Extract each line of the data and write it out again exactly.

Dataset excerpts
□ □ □ □

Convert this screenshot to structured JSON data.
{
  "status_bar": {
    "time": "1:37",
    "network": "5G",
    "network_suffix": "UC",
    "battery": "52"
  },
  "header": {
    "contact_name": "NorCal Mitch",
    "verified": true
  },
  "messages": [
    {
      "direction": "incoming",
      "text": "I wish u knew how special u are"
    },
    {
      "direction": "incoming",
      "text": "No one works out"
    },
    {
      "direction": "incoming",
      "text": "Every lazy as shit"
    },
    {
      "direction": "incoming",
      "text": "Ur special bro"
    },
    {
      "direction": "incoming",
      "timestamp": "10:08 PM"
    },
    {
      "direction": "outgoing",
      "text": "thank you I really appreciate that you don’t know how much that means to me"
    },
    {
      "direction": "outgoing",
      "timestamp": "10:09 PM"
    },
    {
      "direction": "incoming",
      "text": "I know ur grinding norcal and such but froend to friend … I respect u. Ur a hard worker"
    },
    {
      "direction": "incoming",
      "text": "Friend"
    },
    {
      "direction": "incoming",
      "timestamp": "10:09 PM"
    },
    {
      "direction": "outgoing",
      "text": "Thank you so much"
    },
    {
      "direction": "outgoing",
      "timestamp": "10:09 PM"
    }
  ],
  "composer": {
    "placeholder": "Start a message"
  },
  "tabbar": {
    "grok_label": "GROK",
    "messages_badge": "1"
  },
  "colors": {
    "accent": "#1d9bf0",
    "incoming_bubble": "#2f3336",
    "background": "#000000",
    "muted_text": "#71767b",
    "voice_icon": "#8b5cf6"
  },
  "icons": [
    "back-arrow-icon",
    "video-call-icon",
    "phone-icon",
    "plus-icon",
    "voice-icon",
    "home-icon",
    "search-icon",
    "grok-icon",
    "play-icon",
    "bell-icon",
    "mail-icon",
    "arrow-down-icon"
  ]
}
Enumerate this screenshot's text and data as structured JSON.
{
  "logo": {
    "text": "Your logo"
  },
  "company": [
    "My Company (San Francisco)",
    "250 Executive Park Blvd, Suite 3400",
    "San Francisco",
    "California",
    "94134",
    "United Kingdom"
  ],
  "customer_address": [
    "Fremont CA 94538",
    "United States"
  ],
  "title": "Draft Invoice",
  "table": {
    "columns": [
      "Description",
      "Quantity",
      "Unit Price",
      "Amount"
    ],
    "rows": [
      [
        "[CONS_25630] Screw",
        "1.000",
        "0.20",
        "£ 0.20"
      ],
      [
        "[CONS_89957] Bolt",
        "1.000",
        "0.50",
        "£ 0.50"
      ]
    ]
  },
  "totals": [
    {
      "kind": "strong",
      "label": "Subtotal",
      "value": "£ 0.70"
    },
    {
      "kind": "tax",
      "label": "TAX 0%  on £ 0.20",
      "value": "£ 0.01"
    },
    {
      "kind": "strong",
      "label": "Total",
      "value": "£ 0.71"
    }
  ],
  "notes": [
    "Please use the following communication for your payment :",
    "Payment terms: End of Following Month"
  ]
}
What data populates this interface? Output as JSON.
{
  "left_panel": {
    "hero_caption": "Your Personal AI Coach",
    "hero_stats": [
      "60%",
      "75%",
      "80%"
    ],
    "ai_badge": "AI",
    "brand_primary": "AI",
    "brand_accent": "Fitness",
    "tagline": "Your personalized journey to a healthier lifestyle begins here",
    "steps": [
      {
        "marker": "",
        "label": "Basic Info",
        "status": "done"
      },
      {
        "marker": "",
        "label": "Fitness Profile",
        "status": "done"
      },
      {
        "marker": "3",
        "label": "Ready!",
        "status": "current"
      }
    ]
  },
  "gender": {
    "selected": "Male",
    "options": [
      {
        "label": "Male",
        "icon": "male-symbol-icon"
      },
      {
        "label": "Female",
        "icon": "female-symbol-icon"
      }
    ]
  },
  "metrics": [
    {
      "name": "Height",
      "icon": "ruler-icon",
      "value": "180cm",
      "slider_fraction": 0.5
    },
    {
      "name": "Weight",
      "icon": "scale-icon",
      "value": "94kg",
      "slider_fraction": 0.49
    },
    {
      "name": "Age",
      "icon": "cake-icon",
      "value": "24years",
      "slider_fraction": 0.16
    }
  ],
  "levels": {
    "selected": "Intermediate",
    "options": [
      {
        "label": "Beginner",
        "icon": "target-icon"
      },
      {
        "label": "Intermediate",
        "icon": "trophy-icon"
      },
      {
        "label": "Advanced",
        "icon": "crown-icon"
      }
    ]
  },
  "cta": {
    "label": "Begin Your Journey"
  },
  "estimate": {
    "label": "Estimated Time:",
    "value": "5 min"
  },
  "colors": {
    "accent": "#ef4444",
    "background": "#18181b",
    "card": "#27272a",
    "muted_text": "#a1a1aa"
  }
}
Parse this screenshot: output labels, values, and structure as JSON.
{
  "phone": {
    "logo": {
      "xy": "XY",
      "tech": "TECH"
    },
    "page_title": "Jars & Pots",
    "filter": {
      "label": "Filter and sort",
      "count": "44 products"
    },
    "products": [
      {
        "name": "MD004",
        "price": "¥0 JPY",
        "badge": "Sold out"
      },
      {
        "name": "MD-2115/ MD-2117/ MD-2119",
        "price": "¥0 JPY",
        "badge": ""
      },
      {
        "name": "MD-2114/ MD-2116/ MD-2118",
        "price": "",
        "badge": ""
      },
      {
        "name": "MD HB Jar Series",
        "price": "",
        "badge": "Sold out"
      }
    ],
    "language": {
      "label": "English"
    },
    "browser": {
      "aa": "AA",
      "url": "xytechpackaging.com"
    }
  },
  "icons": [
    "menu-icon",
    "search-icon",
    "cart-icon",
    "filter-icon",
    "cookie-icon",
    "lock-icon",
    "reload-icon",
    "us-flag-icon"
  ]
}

□ □ □ □

◆ Reply
Convert this screenshot to structured JSON data.
{
  "status_bar": {
    "time": "1:37",
    "network": "5G",
    "network_suffix": "UC",
    "battery": "52"
  },
  "header": {
    "contact_name": "NorCal Mitch",
    "verified": true
  },
  "messages": [
    {
      "direction": "incoming",
      "text": "I wish u knew how special u are"
    },
    {
      "direction": "incoming",
      "text": "No one works out"
    },
    {
      "direction": "incoming",
      "text": "Every lazy as shit"
    },
    {
      "direction": "incoming",
      "text": "Ur special bro"
    },
    {
      "direction": "incoming",
      "timestamp": "10:08 PM"
    },
    {
      "direction": "outgoing",
      "text": "thank you I really appreciate that you don’t know how much that means to me"
    },
    {
      "direction": "outgoing",
      "timestamp": "10:09 PM"
    },
    {
      "direction": "incoming",
      "text": "I know ur grinding norcal and such but froend to friend … I respect u. Ur a hard worker"
    },
    {
      "direction": "incoming",
      "text": "Friend"
    },
    {
      "direction": "incoming",
      "timestamp": "10:09 PM"
    },
    {
      "direction": "outgoing",
      "text": "Thank you so much"
    },
    {
      "direction": "outgoing",
      "timestamp": "10:09 PM"
    }
  ],
  "composer": {
    "placeholder": "Start a message"
  },
  "tabbar": {
    "grok_label": "GROK",
    "messages_badge": "1"
  },
  "colors": {
    "accent": "#1d9bf0",
    "incoming_bubble": "#2f3336",
    "background": "#000000",
    "muted_text": "#71767b",
    "voice_icon": "#8b5cf6"
  },
  "icons": [
    "back-arrow-icon",
    "video-call-icon",
    "phone-icon",
    "plus-icon",
    "voice-icon",
    "home-icon",
    "search-icon",
    "grok-icon",
    "play-icon",
    "bell-icon",
    "mail-icon",
    "arrow-down-icon"
  ]
}
Enumerate this screenshot's text and data as structured JSON.
{
  "logo": {
    "text": "Your logo"
  },
  "company": [
    "My Company (San Francisco)",
    "250 Executive Park Blvd, Suite 3400",
    "San Francisco",
    "California",
    "94134",
    "United Kingdom"
  ],
  "customer_address": [
    "Fremont CA 94538",
    "United States"
  ],
  "title": "Draft Invoice",
  "table": {
    "columns": [
      "Description",
      "Quantity",
      "Unit Price",
      "Amount"
    ],
    "rows": [
      [
        "[CONS_25630] Screw",
        "1.000",
        "0.20",
        "£ 0.20"
      ],
      [
        "[CONS_89957] Bolt",
        "1.000",
        "0.50",
        "£ 0.50"
      ]
    ]
  },
  "totals": [
    {
      "kind": "strong",
      "label": "Subtotal",
      "value": "£ 0.70"
    },
    {
      "kind": "tax",
      "label": "TAX 0%  on £ 0.20",
      "value": "£ 0.01"
    },
    {
      "kind": "strong",
      "label": "Total",
      "value": "£ 0.71"
    }
  ],
  "notes": [
    "Please use the following communication for your payment :",
    "Payment terms: End of Following Month"
  ]
}
What data populates this interface? Output as JSON.
{
  "left_panel": {
    "hero_caption": "Your Personal AI Coach",
    "hero_stats": [
      "60%",
      "75%",
      "80%"
    ],
    "ai_badge": "AI",
    "brand_primary": "AI",
    "brand_accent": "Fitness",
    "tagline": "Your personalized journey to a healthier lifestyle begins here",
    "steps": [
      {
        "marker": "",
        "label": "Basic Info",
        "status": "done"
      },
      {
        "marker": "",
        "label": "Fitness Profile",
        "status": "done"
      },
      {
        "marker": "3",
        "label": "Ready!",
        "status": "current"
      }
    ]
  },
  "gender": {
    "selected": "Male",
    "options": [
      {
        "label": "Male",
        "icon": "male-symbol-icon"
      },
      {
        "label": "Female",
        "icon": "female-symbol-icon"
      }
    ]
  },
  "metrics": [
    {
      "name": "Height",
      "icon": "ruler-icon",
      "value": "180cm",
      "slider_fraction": 0.5
    },
    {
      "name": "Weight",
      "icon": "scale-icon",
      "value": "94kg",
      "slider_fraction": 0.49
    },
    {
      "name": "Age",
      "icon": "cake-icon",
      "value": "24years",
      "slider_fraction": 0.16
    }
  ],
  "levels": {
    "selected": "Intermediate",
    "options": [
      {
        "label": "Beginner",
        "icon": "target-icon"
      },
      {
        "label": "Intermediate",
        "icon": "trophy-icon"
      },
      {
        "label": "Advanced",
        "icon": "crown-icon"
      }
    ]
  },
  "cta": {
    "label": "Begin Your Journey"
  },
  "estimate": {
    "label": "Estimated Time:",
    "value": "5 min"
  },
  "colors": {
    "accent": "#ef4444",
    "background": "#18181b",
    "card": "#27272a",
    "muted_text": "#a1a1aa"
  }
}
Parse this screenshot: output labels, values, and structure as JSON.
{
  "phone": {
    "logo": {
      "xy": "XY",
      "tech": "TECH"
    },
    "page_title": "Jars & Pots",
    "filter": {
      "label": "Filter and sort",
      "count": "44 products"
    },
    "products": [
      {
        "name": "MD004",
        "price": "¥0 JPY",
        "badge": "Sold out"
      },
      {
        "name": "MD-2115/ MD-2117/ MD-2119",
        "price": "¥0 JPY",
        "badge": ""
      },
      {
        "name": "MD-2114/ MD-2116/ MD-2118",
        "price": "",
        "badge": ""
      },
      {
        "name": "MD HB Jar Series",
        "price": "",
        "badge": "Sold out"
      }
    ],
    "language": {
      "label": "English"
    },
    "browser": {
      "aa": "AA",
      "url": "xytechpackaging.com"
    }
  },
  "icons": [
    "menu-icon",
    "search-icon",
    "cart-icon",
    "filter-icon",
    "cookie-icon",
    "lock-icon",
    "reload-icon",
    "us-flag-icon"
  ]
}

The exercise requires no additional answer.